:: EXTRAIT DU TEXTE

Le retour de l’enfant prodigue, le maître de la guitare tronçonneuse et du son du XVeme millénaire signe son grand retour après douze années d’hibernation. Quatre nouveaux titres de l’ex My Bloody Valentine en chef c’est peu, mais c’est toujours mieux que rien.
Forcément après un si long silence, difficile de ne pas parler du grand retour de Kevin Shields sur cette BO du nouveau film de Sofia Coppola. Un retour si symbolique du leader des My Bloody Valentine que le reste de l’album nous semble à côté bien illusoire. Même Air, qui signe aussi son grand retour, est relégué au placard.
Douze ans donc. Douze années d’hibernation où les rumeurs les plus folles circulaient autour du créateur de Loveless. On le disait incapable de donner un successeur à son chef-d’oeuvre, considéré par beaucoup d’entre nous comme l’album de rock le plus novateur de la décennie précédente. Certaines mauvaises langues expliquaient cet absentéisme par un manque d’inspiration flagrant, que notre homme était fini, lessivé. D’autres sources proches du musicien donnaient une autre version des faits, comme quoi son contrat lié à Island le tenait bâillonné.
Déjà pour mémoire, les conditions d’enregistrements de Loveless s’étaient révélées un véritable cauchemar : tensions au sein du groupe ajoutées en passant par le perfectionnisme maladif de Shields et les délais de sorties sans cesse repoussés. La note de frais studio mirobolante laissé par le groupe à Alan Mc Gee avait bien failli engendrer la banqueroute du label Creation. Après de telles pressions financières et un acouchement dans la douleur, on comprend un peu que le monsieur est voulu marquer une pose, aussi longue soit-elle.
Le problème, c’est que depuis six ans Kevin Shields nous fait saliver en clamant haut et fort qu’un nouvel album de son groupe chéri sortira d’ici la fin de l’année. En vain. A force d’attendre, le mythe du nouveau My Bloody Valentine était devenu la même rengaine que le Chinese democraty de Guns and Roses, en moins marrant évidemment.
Pour passer le temps, nous nous contentions de quelques miettes et autres apparitions occasionnelles sous le nom du groupe (le tribute hommage à Wire en 1996 et un autre des Pastels en 1999), Shields louant dorénavant ses services de producteur dans l’ombre de formations plus contemporaines (Death in Vegas, Dinosaur Jr, Mogwai…).
Et puis la nouvelle est tombée au début de l’été : quatre inédits composés pour Lost in translation, le nouveau film de la talentueuse Sofia Coppola. L’histoire de deux étrangers perdus en plein Tokyo. Un retour discographique bizarre, mais inespéré.

::::
:: EXTRAITS DES DONNÉES

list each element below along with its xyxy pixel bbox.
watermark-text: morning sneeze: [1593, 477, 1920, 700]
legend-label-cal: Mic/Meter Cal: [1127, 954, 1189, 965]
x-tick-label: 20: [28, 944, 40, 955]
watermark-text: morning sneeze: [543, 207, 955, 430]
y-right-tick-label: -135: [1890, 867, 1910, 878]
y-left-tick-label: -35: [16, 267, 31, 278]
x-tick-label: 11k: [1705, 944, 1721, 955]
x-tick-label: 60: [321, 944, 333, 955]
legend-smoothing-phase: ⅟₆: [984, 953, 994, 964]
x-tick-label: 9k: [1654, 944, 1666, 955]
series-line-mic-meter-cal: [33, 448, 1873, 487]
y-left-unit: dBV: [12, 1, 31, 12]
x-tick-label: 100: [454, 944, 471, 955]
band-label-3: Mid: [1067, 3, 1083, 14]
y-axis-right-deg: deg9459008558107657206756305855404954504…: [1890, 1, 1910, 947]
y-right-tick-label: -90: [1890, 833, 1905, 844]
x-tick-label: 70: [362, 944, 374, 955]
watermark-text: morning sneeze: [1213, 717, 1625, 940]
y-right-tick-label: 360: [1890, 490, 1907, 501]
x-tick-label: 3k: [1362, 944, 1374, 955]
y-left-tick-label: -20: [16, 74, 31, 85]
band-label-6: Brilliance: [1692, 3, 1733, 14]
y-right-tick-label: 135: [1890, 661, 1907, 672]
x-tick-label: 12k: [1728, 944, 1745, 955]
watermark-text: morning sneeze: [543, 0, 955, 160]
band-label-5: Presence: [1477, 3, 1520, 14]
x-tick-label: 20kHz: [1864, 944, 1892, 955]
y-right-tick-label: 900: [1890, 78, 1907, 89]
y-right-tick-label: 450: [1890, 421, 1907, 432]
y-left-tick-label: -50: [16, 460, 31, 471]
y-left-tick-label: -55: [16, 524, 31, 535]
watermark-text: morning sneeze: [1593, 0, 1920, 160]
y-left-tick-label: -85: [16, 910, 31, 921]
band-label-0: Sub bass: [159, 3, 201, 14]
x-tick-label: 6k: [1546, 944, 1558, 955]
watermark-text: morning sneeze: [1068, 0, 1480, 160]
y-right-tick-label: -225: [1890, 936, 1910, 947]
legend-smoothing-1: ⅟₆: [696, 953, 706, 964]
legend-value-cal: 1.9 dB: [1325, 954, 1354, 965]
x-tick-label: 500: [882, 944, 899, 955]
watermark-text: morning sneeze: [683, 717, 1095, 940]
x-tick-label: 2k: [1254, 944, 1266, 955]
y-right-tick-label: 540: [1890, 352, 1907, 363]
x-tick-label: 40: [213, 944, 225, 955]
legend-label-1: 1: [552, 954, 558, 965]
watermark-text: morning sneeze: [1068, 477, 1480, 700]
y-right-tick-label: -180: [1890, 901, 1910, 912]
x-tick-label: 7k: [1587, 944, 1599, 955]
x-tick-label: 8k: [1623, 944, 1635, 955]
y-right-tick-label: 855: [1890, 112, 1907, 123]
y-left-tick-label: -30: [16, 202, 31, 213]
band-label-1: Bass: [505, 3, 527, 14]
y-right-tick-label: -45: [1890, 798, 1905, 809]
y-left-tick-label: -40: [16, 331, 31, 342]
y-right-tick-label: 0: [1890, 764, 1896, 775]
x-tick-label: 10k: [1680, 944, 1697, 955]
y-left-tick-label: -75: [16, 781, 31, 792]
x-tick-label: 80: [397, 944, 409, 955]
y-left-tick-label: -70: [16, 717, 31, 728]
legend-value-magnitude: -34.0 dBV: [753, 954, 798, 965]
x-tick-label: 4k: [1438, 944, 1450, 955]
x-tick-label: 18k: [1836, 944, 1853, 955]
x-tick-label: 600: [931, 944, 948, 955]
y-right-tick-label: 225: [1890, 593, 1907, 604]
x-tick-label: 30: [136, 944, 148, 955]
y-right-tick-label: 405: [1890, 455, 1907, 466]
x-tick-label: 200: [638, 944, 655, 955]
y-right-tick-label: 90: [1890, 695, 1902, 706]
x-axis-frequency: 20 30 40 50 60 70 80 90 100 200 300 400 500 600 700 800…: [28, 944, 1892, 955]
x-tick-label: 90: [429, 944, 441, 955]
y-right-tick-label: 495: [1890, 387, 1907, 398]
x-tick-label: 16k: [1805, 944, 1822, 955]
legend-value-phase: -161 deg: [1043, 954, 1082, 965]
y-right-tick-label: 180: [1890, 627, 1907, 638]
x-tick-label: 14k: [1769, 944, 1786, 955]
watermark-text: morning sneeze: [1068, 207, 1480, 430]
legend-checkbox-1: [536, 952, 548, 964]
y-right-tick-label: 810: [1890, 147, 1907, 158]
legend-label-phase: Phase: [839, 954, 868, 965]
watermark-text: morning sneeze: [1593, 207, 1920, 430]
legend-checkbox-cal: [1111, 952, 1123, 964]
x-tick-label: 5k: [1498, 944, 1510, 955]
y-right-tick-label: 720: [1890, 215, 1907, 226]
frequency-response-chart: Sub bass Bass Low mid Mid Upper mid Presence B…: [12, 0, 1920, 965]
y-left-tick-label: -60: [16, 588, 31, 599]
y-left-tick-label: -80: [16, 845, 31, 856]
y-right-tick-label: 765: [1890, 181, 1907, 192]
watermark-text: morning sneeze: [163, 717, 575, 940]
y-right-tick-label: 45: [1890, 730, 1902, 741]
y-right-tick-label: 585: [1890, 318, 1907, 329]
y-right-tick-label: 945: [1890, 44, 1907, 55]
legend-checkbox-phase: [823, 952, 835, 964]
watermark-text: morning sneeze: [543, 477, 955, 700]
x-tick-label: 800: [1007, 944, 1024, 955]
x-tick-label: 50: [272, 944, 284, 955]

::::

> [EXERCICES PROPOSÉS]:
1. Selon la critique sur le retour de Kevin Shields, pour quel film les quatre inédits ont-ils été composés ?
2. Indiquez si chacune des affirmations suivantes concorde avec la critique sur le retour de Kevin Shields, en répondant par oui ou par non et en citant textuellement les mots décisifs.
(a) Les frais de studio de Loveless ont failli ruiner le label Creation.
(b) Kevin Shields annonce un nouvel album de son groupe depuis dix ans.
(c) Le film de Sofia Coppola se déroule à Tokyo.
3. Recopiez le passage de la critique sur le retour de Kevin Shields compris entre « Forcément après un » et « le tenait bâillonné. », ces deux segments inclus.

> [RÉPONSES SUCCESSIVES]:
1. Pour Lost in translation, le nouveau film de Sofia Coppola.

2.
(a) Oui : « La note de frais studio mirobolante laissé par le groupe à Alan Mc Gee avait bien failli engendrer la banqueroute du label Creation. »
(b) Non : « depuis six ans Kevin Shields nous fait saliver »
(c) Oui : « L’histoire de deux étrangers perdus en plein Tokyo. »

3.
Forcément après un si long silence, difficile de ne pas parler du grand retour de Kevin Shields sur cette BO du nouveau film de Sofia Coppola. Un retour si symbolique du leader des My Bloody Valentine que le reste de l’album nous semble à côté bien illusoire. Même Air, qui signe aussi son grand retour, est relégué au placard.
Douze ans donc. Douze années d’hibernation où les rumeurs les plus folles circulaient autour du créateur de Loveless. On le disait incapable de donner un successeur à son chef-d’oeuvre, considéré par beaucoup d’entre nous comme l’album de rock le plus novateur de la décennie précédente. Certaines mauvaises langues expliquaient cet absentéisme par un manque d’inspiration flagrant, que notre homme était fini, lessivé. D’autres sources proches du musicien donnaient une autre version des faits, comme quoi son contrat lié à Island le tenait bâillonné.